Task instructions: Please set down, character for character, every line of the records from the one containing "tab-home[interactable]: 首页 —" down to the one containing "thumb-text: 去籽干辣椒段 — [304, 697, 424, 721]", with both of those lines included.

· · · · ·

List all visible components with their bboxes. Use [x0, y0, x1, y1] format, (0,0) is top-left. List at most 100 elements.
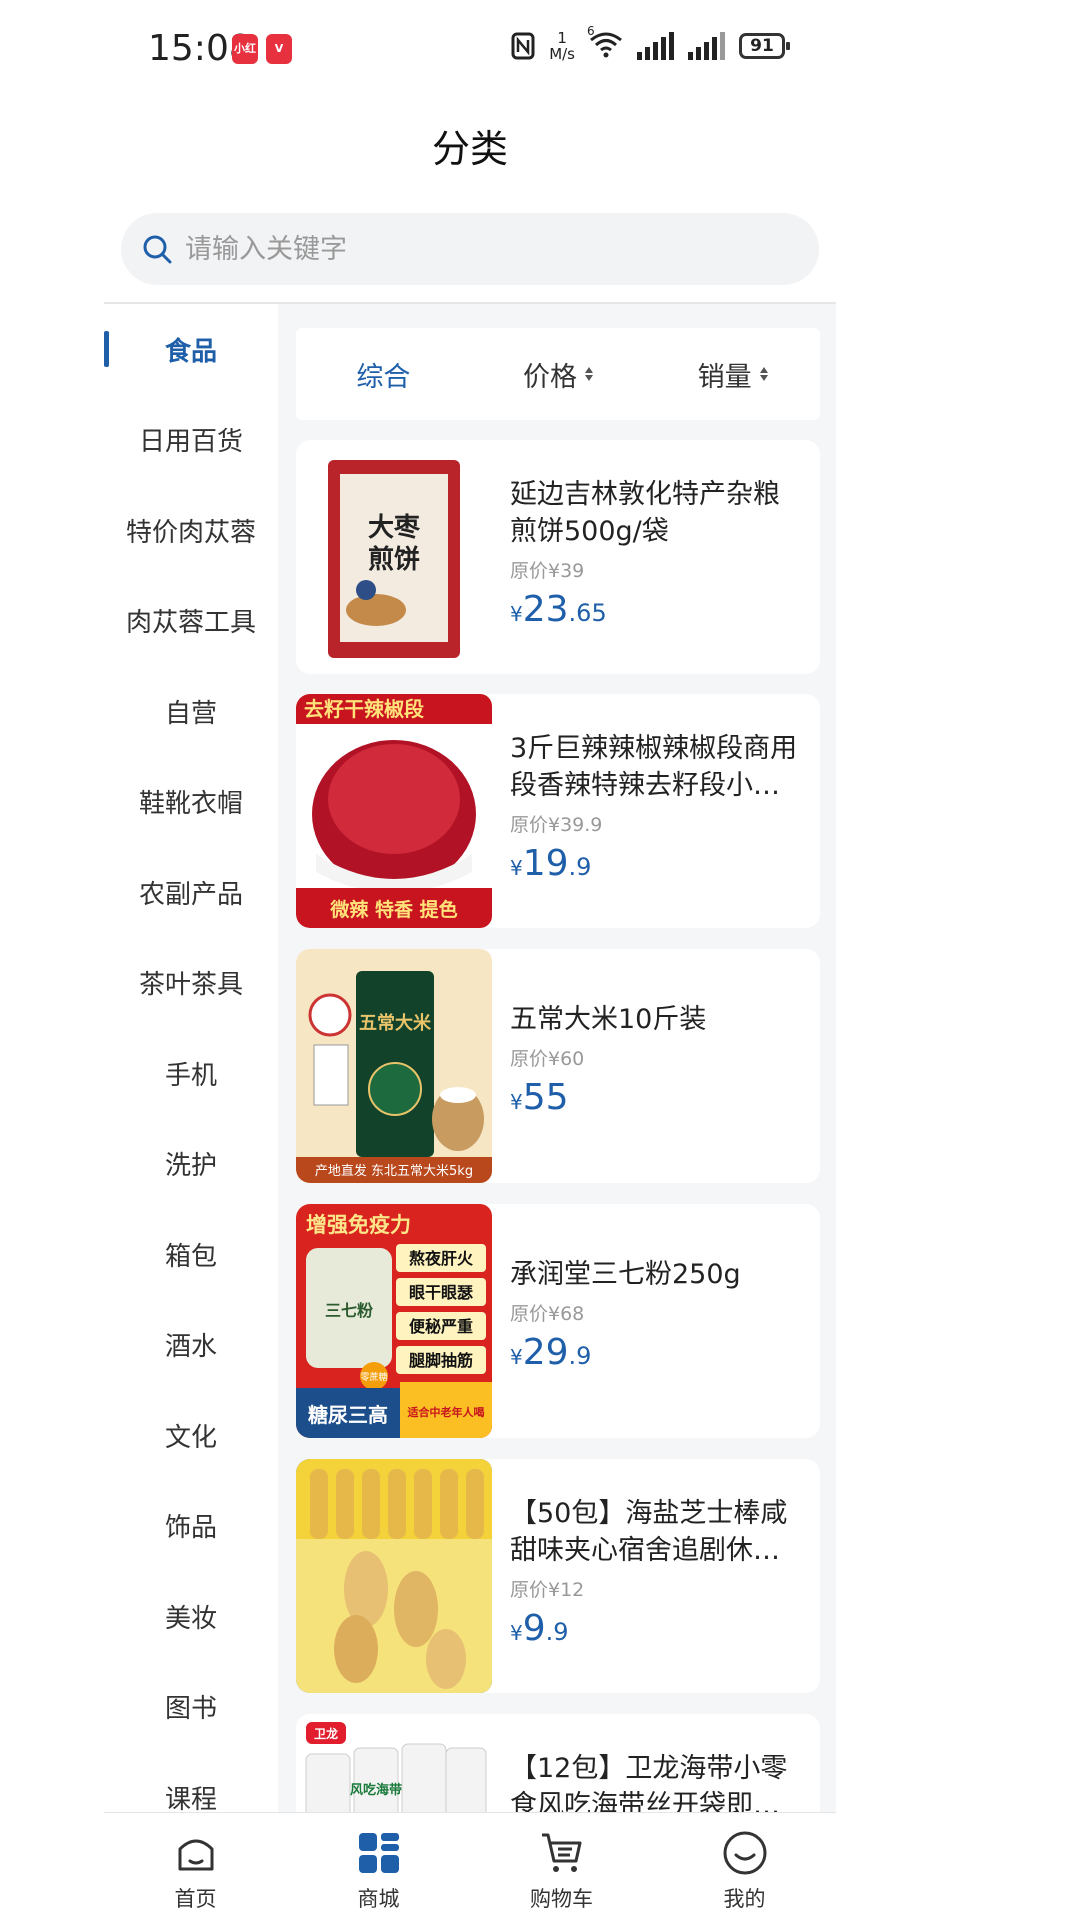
tab-home[interactable]: 首页 — [104, 1813, 287, 1920]
sidebar-item-accessories[interactable]: 饰品 — [104, 1481, 278, 1572]
sidebar-item-apparel[interactable]: 鞋靴衣帽 — [104, 757, 278, 848]
thumb-text: 五常大米 — [359, 1012, 432, 1034]
sidebar-item-courses[interactable]: 课程 — [104, 1752, 278, 1812]
search-bar[interactable] — [121, 213, 819, 285]
sort-tab-sales[interactable]: 销量 — [645, 355, 820, 394]
tab-profile[interactable]: 我的 — [653, 1813, 836, 1920]
product-image: 五常大米 产地直发 东北五常大米5kg — [296, 949, 492, 1183]
product-card[interactable]: 【50包】海盐芝士棒咸甜味夹心宿舍追剧休闲零... 原价¥12 ¥9.9 — [296, 1459, 820, 1693]
video-notification-icon: V — [266, 34, 292, 64]
sort-tab-comprehensive[interactable]: 综合 — [296, 355, 471, 394]
thumb-text: 零蔗糖 — [360, 1371, 387, 1383]
status-icons: 1 M/s 6 91 — [511, 24, 790, 62]
thumb-text: 去籽干辣椒段 — [304, 697, 424, 721]
cheese-stick-icon — [296, 1459, 492, 1693]
product-original-price: 原价¥68 — [510, 1303, 585, 1325]
battery-icon: 91 — [739, 33, 790, 59]
product-card[interactable]: 去籽干辣椒段 微辣 特香 提色 3斤巨辣辣椒辣椒段商用段香辣特辣去籽段小米椒..… — [296, 694, 820, 928]
sort-tab-price[interactable]: 价格 — [471, 355, 646, 394]
sidebar-item-tea[interactable]: 茶叶茶具 — [104, 938, 278, 1029]
pancake-package-icon: 大枣 煎饼 — [296, 440, 492, 674]
product-image — [296, 1459, 492, 1693]
tab-mall[interactable]: 商城 — [287, 1813, 470, 1920]
product-original-price: 原价¥39 — [510, 560, 585, 582]
sidebar-item-food[interactable]: 食品 — [104, 304, 278, 395]
sort-arrows-icon — [585, 367, 593, 381]
price-integer: 55 — [522, 1077, 569, 1118]
product-card[interactable]: 五常大米 产地直发 东北五常大米5kg 五常大米10斤装 原价¥60 ¥55 — [296, 949, 820, 1183]
network-speed-value: 1 — [557, 29, 567, 47]
chili-bowl-icon: 去籽干辣椒段 微辣 特香 提色 — [296, 694, 492, 928]
product-image: 大枣 煎饼 — [296, 440, 492, 674]
tab-label: 购物车 — [530, 1887, 593, 1911]
product-card[interactable]: 大枣 煎饼 延边吉林敦化特产杂粮煎饼500g/袋 原价¥39 ¥23.65 — [296, 440, 820, 674]
product-image: 卫龙 风吃海带 — [296, 1714, 492, 1812]
sidebar-item-self-operated[interactable]: 自营 — [104, 666, 278, 757]
product-card[interactable]: 卫龙 风吃海带 【12包】卫龙海带小零食风吃海带丝开袋即食办... — [296, 1714, 820, 1812]
price-currency: ¥ — [510, 1345, 523, 1369]
cart-icon — [541, 1833, 581, 1872]
tab-cart[interactable]: 购物车 — [470, 1813, 653, 1920]
thumb-text: 增强免疫力 — [306, 1213, 411, 1237]
product-info: 【12包】卫龙海带小零食风吃海带丝开袋即食办... — [510, 1750, 806, 1812]
category-sidebar[interactable]: 食品 日用百货 特价肉苁蓉 肉苁蓉工具 自营 鞋靴衣帽 农副产品 茶叶茶具 手机… — [104, 304, 278, 1812]
product-info: 【50包】海盐芝士棒咸甜味夹心宿舍追剧休闲零... 原价¥12 ¥9.9 — [510, 1495, 806, 1649]
product-name: 【12包】卫龙海带小零食风吃海带丝开袋即食办... — [510, 1753, 788, 1812]
sidebar-item-drinks[interactable]: 酒水 — [104, 1300, 278, 1391]
page-title: 分类 — [431, 127, 508, 171]
home-icon — [178, 1839, 213, 1871]
product-image: 去籽干辣椒段 微辣 特香 提色 — [296, 694, 492, 928]
product-price: ¥55 — [510, 1077, 806, 1118]
network-speed: 1 M/s — [549, 30, 575, 62]
price-integer: 9 — [522, 1608, 546, 1649]
thumb-text: 三七粉 — [325, 1301, 373, 1320]
product-info: 延边吉林敦化特产杂粮煎饼500g/袋 原价¥39 ¥23.65 — [510, 476, 806, 630]
price-decimal: .9 — [545, 1618, 569, 1646]
product-price: ¥23.65 — [510, 589, 806, 630]
price-currency: ¥ — [510, 856, 523, 880]
sort-bar: 综合 价格 销量 — [296, 328, 820, 420]
sidebar-item-phones[interactable]: 手机 — [104, 1028, 278, 1119]
sidebar-item-cistanche-tools[interactable]: 肉苁蓉工具 — [104, 576, 278, 667]
product-panel[interactable]: 综合 价格 销量 大枣 煎饼 延边吉林敦化特产杂粮煎饼500g/袋 原价¥39 — [278, 304, 836, 1812]
product-image: 增强免疫力 三七粉 熬夜肝火 眼干眼瑟 便秘严重 腿脚抽筋 零蔗糖 糖尿三高 适… — [296, 1204, 492, 1438]
sanqi-powder-jar-icon: 增强免疫力 三七粉 熬夜肝火 眼干眼瑟 便秘严重 腿脚抽筋 零蔗糖 糖尿三高 适… — [296, 1204, 492, 1438]
price-integer: 23 — [522, 589, 569, 630]
thumb-text: 腿脚抽筋 — [409, 1351, 473, 1370]
product-name: 延边吉林敦化特产杂粮煎饼500g/袋 — [510, 479, 780, 547]
sidebar-item-farm-products[interactable]: 农副产品 — [104, 847, 278, 938]
product-name: 3斤巨辣辣椒辣椒段商用段香辣特辣去籽段小米椒... — [510, 733, 798, 801]
nfc-icon — [511, 32, 535, 60]
sidebar-item-wash-care[interactable]: 洗护 — [104, 1119, 278, 1210]
bottom-tab-bar: 首页 商城 购物车 我的 — [104, 1812, 836, 1920]
thumb-text: 便秘严重 — [409, 1317, 473, 1336]
product-price: ¥19.9 — [510, 843, 806, 884]
sort-tab-label: 销量 — [697, 361, 752, 393]
signal-icon-2 — [688, 32, 725, 60]
price-currency: ¥ — [510, 602, 523, 626]
thumb-text: 适合中老年人喝 — [408, 1405, 485, 1419]
wifi-label: 6 — [587, 24, 595, 38]
sidebar-item-makeup[interactable]: 美妆 — [104, 1571, 278, 1662]
thumb-text: 糖尿三高 — [308, 1403, 388, 1427]
product-price: ¥29.9 — [510, 1332, 806, 1373]
tab-label: 商城 — [357, 1887, 400, 1911]
price-integer: 19 — [522, 843, 569, 884]
thumb-text: 熬夜肝火 — [409, 1249, 474, 1268]
sidebar-item-books[interactable]: 图书 — [104, 1662, 278, 1753]
sidebar-item-cistanche-special[interactable]: 特价肉苁蓉 — [104, 485, 278, 576]
product-name: 五常大米10斤装 — [510, 1004, 707, 1035]
smile-icon — [723, 1831, 766, 1875]
search-input[interactable] — [185, 233, 745, 265]
price-currency: ¥ — [510, 1090, 523, 1114]
search-icon — [143, 235, 172, 264]
sidebar-item-culture[interactable]: 文化 — [104, 1390, 278, 1481]
product-card[interactable]: 增强免疫力 三七粉 熬夜肝火 眼干眼瑟 便秘严重 腿脚抽筋 零蔗糖 糖尿三高 适… — [296, 1204, 820, 1438]
product-price: ¥9.9 — [510, 1608, 806, 1649]
product-info: 五常大米10斤装 原价¥60 ¥55 — [510, 1001, 806, 1118]
thumb-text: 眼干眼瑟 — [409, 1283, 473, 1302]
sidebar-item-bags[interactable]: 箱包 — [104, 1209, 278, 1300]
sidebar-item-daily-goods[interactable]: 日用百货 — [104, 395, 278, 486]
rice-bag-icon: 五常大米 产地直发 东北五常大米5kg — [296, 949, 492, 1183]
price-integer: 29 — [522, 1332, 569, 1373]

· · · · ·

Task result:
tab-home[interactable]: 首页 — [104, 1813, 287, 1920]
sidebar-item-accessories[interactable]: 饰品 — [104, 1481, 278, 1572]
sidebar-item-apparel[interactable]: 鞋靴衣帽 — [104, 757, 278, 848]
thumb-text: 五常大米 — [359, 1012, 432, 1034]
sidebar-item-courses[interactable]: 课程 — [104, 1752, 278, 1812]
search-bar[interactable] — [121, 213, 819, 285]
sort-tab-sales[interactable]: 销量 — [645, 355, 820, 394]
tab-profile[interactable]: 我的 — [653, 1813, 836, 1920]
product-image: 五常大米 产地直发 东北五常大米5kg — [296, 949, 492, 1183]
product-card[interactable]: 【50包】海盐芝士棒咸甜味夹心宿舍追剧休闲零... 原价¥12 ¥9.9 — [296, 1459, 820, 1693]
video-notification-icon: V — [266, 34, 292, 64]
sort-tab-comprehensive[interactable]: 综合 — [296, 355, 471, 394]
thumb-text: 零蔗糖 — [360, 1371, 387, 1383]
status-icons: 1 M/s 6 91 — [511, 24, 790, 62]
thumb-text: 去籽干辣椒段 — [304, 697, 424, 721]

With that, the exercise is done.